- _WORK REQUIRED_
Write the listing below out again exactly, dropping the images.

- _RECORDS SUPPLIED_
%%

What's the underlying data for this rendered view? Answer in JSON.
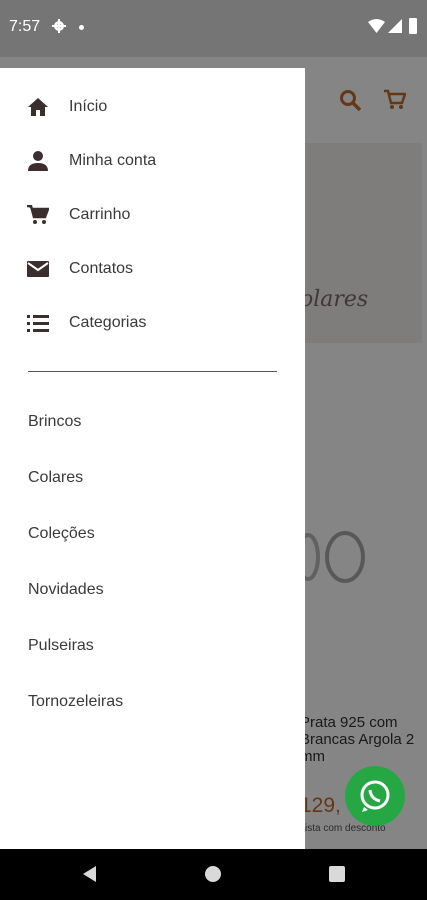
{
  "status_bar": {
    "time": "7:57"
  },
  "drawer": {
    "menu": [
      {
        "label": "Início",
        "icon": "home-icon"
      },
      {
        "label": "Minha conta",
        "icon": "person-icon"
      },
      {
        "label": "Carrinho",
        "icon": "cart-icon"
      },
      {
        "label": "Contatos",
        "icon": "mail-icon"
      },
      {
        "label": "Categorias",
        "icon": "list-icon"
      }
    ],
    "categories": [
      "Brincos",
      "Colares",
      "Coleções",
      "Novidades",
      "Pulseiras",
      "Tornozeleiras"
    ]
  },
  "background": {
    "banner_text": "olares",
    "product_title": "Prata 925 com Brancas Argola 2 mm",
    "product_price": "129,",
    "product_sub": "vista com desconto"
  },
  "colors": {
    "accent": "#c06a2e",
    "whatsapp": "#25a844",
    "icon": "#3a2e2e"
  }
}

%%

- _RESULT OF THIS EXERCISE_
What's the underlying data for this rendered view? Answer in JSON.
{
  "status_bar": {
    "time": "7:57"
  },
  "drawer": {
    "menu": [
      {
        "label": "Início",
        "icon": "home-icon"
      },
      {
        "label": "Minha conta",
        "icon": "person-icon"
      },
      {
        "label": "Carrinho",
        "icon": "cart-icon"
      },
      {
        "label": "Contatos",
        "icon": "mail-icon"
      },
      {
        "label": "Categorias",
        "icon": "list-icon"
      }
    ],
    "categories": [
      "Brincos",
      "Colares",
      "Coleções",
      "Novidades",
      "Pulseiras",
      "Tornozeleiras"
    ]
  },
  "background": {
    "banner_text": "olares",
    "product_title": "Prata 925 com Brancas Argola 2 mm",
    "product_price": "129,",
    "product_sub": "vista com desconto"
  },
  "colors": {
    "accent": "#c06a2e",
    "whatsapp": "#25a844",
    "icon": "#3a2e2e"
  }
}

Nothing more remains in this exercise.